• **Work task**: Scan the entries below and say how many lines contain "Flecken". Write only the number.

• **Raw data**:
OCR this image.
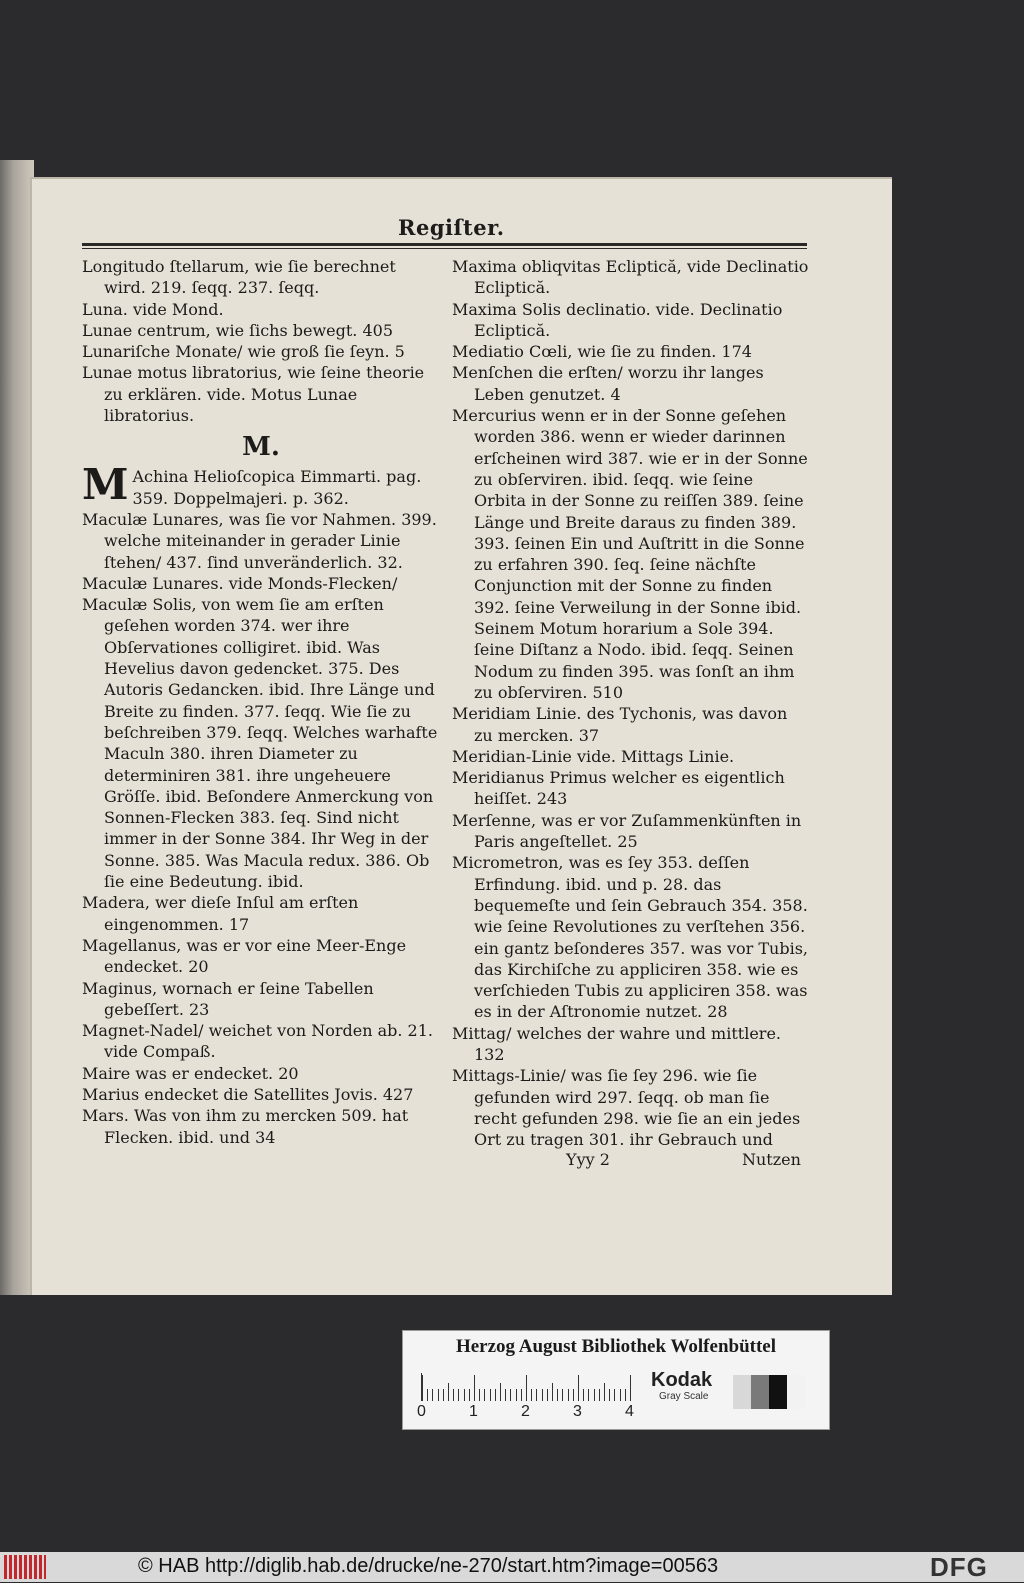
Regiſter.

Longitudo ſtellarum, wie ſie berechnet wird. 219. ſeqq. 237. ſeqq.

Luna. vide Mond.

Lunae centrum, wie ſichs bewegt. 405

Lunariſche Monate/ wie groß ſie ſeyn. 5

Lunae motus libratorius, wie ſeine theorie zu erklären. vide. Motus Lunae libratorius.

M.

M Achina Helioſcopica Eimmarti. pag. 359. Doppelmajeri. p. 362.

Maculæ Lunares, was ſie vor Nahmen. 399. welche miteinander in gerader Linie ſtehen/ 437. ſind unveränderlich. 32.

Maculæ Lunares. vide Monds-Flecken/

Maculæ Solis, von wem ſie am erſten geſehen worden 374. wer ihre Obſervationes colligiret. ibid. Was Hevelius davon gedencket. 375. Des Autoris Gedancken. ibid. Ihre Länge und Breite zu finden. 377. ſeqq. Wie ſie zu beſchreiben 379. ſeqq. Welches warhafte Maculn 380. ihren Diameter zu determiniren 381. ihre ungeheuere Gröſſe. ibid. Beſondere Anmerckung von Sonnen-Flecken 383. ſeq. Sind nicht immer in der Sonne 384. Ihr Weg in der Sonne. 385. Was Macula redux. 386. Ob ſie eine Bedeutung. ibid.

Madera, wer dieſe Inſul am erſten eingenommen. 17

Magellanus, was er vor eine Meer-Enge endecket. 20

Maginus, wornach er ſeine Tabellen gebeſſert. 23

Magnet-Nadel/ weichet von Norden ab. 21. vide Compaß.

Maire was er endecket. 20

Marius endecket die Satellites Jovis. 427

Mars. Was von ihm zu mercken 509. hat Flecken. ibid. und 34

Maxima obliqvitas Ecliptică, vide Declinatio Ecliptică.

Maxima Solis declinatio. vide. Declinatio Ecliptică.

Mediatio Cœli, wie ſie zu finden. 174

Menſchen die erſten/ worzu ihr langes Leben genutzet. 4

Mercurius wenn er in der Sonne geſehen worden 386. wenn er wieder darinnen erſcheinen wird 387. wie er in der Sonne zu obſerviren. ibid. ſeqq. wie ſeine Orbita in der Sonne zu reiſſen 389. ſeine Länge und Breite daraus zu finden 389. 393. ſeinen Ein und Auſtritt in die Sonne zu erfahren 390. ſeq. ſeine nächſte Conjunction mit der Sonne zu finden 392. ſeine Verweilung in der Sonne ibid. Seinem Motum horarium a Sole 394. ſeine Diſtanz a Nodo. ibid. ſeqq. Seinen Nodum zu finden 395. was ſonſt an ihm zu obſerviren. 510

Meridiam Linie. des Tychonis, was davon zu mercken. 37

Meridian-Linie vide. Mittags Linie.

Meridianus Primus welcher es eigentlich heiſſet. 243

Merſenne, was er vor Zuſammenkünften in Paris angeſtellet. 25

Micrometron, was es ſey 353. deſſen Erfindung. ibid. und p. 28. das bequemeſte und ſein Gebrauch 354. 358. wie ſeine Revolutiones zu verſtehen 356. ein gantz beſonderes 357. was vor Tubis, das Kirchiſche zu appliciren 358. wie es verſchieden Tubis zu appliciren 358. was es in der Aſtronomie nutzet. 28

Mittag/ welches der wahre und mittlere. 132

Mittags-Linie/ was ſie ſey 296. wie ſie gefunden wird 297. ſeqq. ob man ſie recht gefunden 298. wie ſie an ein jedes Ort zu tragen 301. ihr Gebrauch und

Yyy 2	Nutzen
Herzog August Bibliothek Wolfenbüttel
0	1	2	3	4
Kodak
Gray Scale
© HAB http://diglib.hab.de/drucke/ne-270/start.htm?image=00563	DFG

• **Response area**: 3